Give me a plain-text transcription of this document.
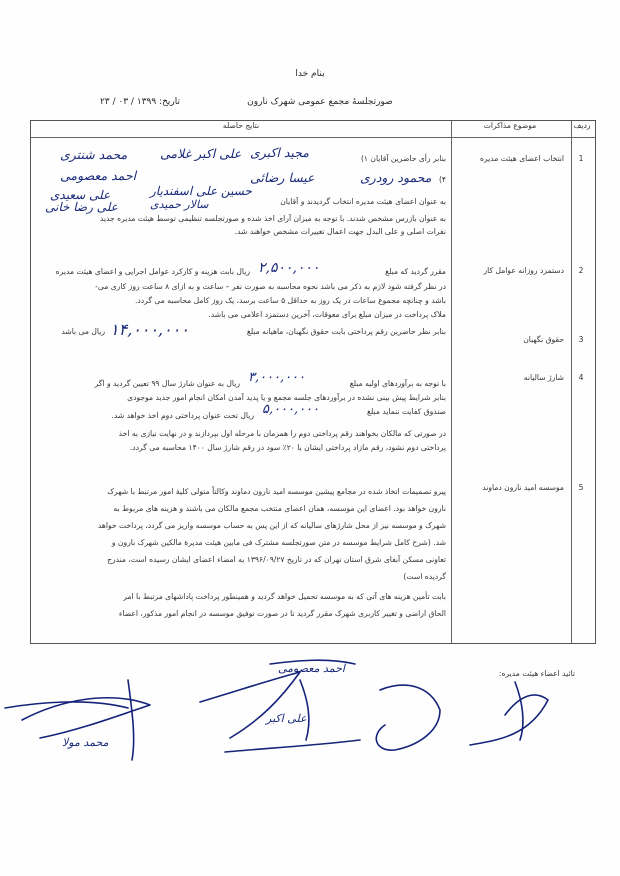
بنام خدا
صورتجلسهٔ مجمع عمومی شهرک نارون
تاریخ: ۱۳۹۹ / ۰۳ / ۲۳
ردیف
موضوع مذاکرات
نتایج حاصله
1
2
3
4
5
انتخاب اعضای هیئت مدیره
دستمزد روزانه عوامل کار
حقوق نگهبان
شارژ سالیانه
موسسه امید نارون دماوند
بنابر رأی حاضرین آقایان ۱)
۴)
به عنوان اعضای هیئت مدیره انتخاب گردیدند و آقایان
به عنوان بازرس مشخص شدند. با توجه به میزان آرای اخذ شده و صورتجلسه تنظیمی توسط هیئت مدیره جدید
نفرات اصلی و علی البدل جهت اعمال تغییرات مشخص خواهند شد.
مجید اکبری
علی اکبر غلامی
محمد شنتری
محمود رودری
عیسا رضائی
احمد معصومی
حسین علی اسفندیار
علی سعیدی
علی رضا خانی	سالار حمیدی
مقرر گردید که مبلغ
۲,۵۰۰,۰۰۰
ریال بابت هزینه و کارکرد عوامل اجرایی و اعضای هیئت مدیره
در نظر گرفته شود لازم به ذکر می باشد نحوه محاسبه به صورت نفر – ساعت و به ازای ۸ ساعت روز کاری می-
باشد و چنانچه مجموع ساعات در یک روز به حداقل ۵ ساعت برسد، یک روز کامل محاسبه می گردد.
ملاک پرداخت در میزان مبلغ برای معوقات، آخرین دستمزد اعلامی می باشد.
بنابر نظر حاضرین رقم پرداختی بابت حقوق نگهبان، ماهیانه مبلغ
۱۴,۰۰۰,۰۰۰
ریال می باشد
با توجه به برآوردهای اولیه مبلغ
۳,۰۰۰,۰۰۰
ریال به عنوان شارژ سال ۹۹ تعیین گردید و اگر
بنابر شرایط پیش بینی نشده در برآوردهای جلسه مجمع و یا پدید آمدن امکان انجام امور جدید موجودی
صندوق کفایت ننماید مبلغ
۵,۰۰۰,۰۰۰
ریال تحت عنوان پرداختی دوم اخذ خواهد شد.
در صورتی که مالکان بخواهند رقم پرداختی دوم را همزمان با مرحله اول بپردازند و در نهایت نیازی به اخذ
پرداختی دوم نشود، رقم مازاد پرداختی ایشان با ۲۰٪ سود در رقم شارژ سال ۱۴۰۰ محاسبه می گردد.
پیرو تصمیمات اتخاذ شده در مجامع پیشین موسسه امید نارون دماوند وکالتاً متولی کلیهٔ امور مرتبط با شهرک
نارون خواهد بود. اعضای این موسسه، همان اعضای منتخب مجمع مالکان می باشند و هزینه های مربوط به
شهرک و موسسه نیز از محل شارژهای سالیانه که از این پس به حساب موسسه واریز می گردد، پرداخت خواهد
شد. (شرح کامل شرایط موسسه در متن صورتجلسه مشترک فی مابین هیئت مدیرهٔ مالکین شهرک نارون و
تعاونی مسکن آبفای شرق استان تهران که در تاریخ ۱۳۹۶/۰۹/۲۷ به امضاء اعضای ایشان رسیده است، مندرج
گردیده است)
بابت تأمین هزینه های آتی که به موسسه تحمیل خواهد گردید و همینطور پرداخت پاداشهای مرتبط با امر
الحاق اراضی و تغییر کاربری شهرک مقرر گردید تا در صورت توفیق موسسه در انجام امور مذکور، اعضاء
تائید اعضاء هیئت مدیره:
احمد معصومی
علی اکبر
محمد مولا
────
Which lines hold the string "مشخص"? List them all.

__Exercise output__.
به عنوان بازرس مشخص شدند. با توجه به میزان آرای اخذ شده و صورتجلسه تنظیمی توسط هیئت مدیره جدید
نفرات اصلی و علی البدل جهت اعمال تغییرات مشخص خواهند شد.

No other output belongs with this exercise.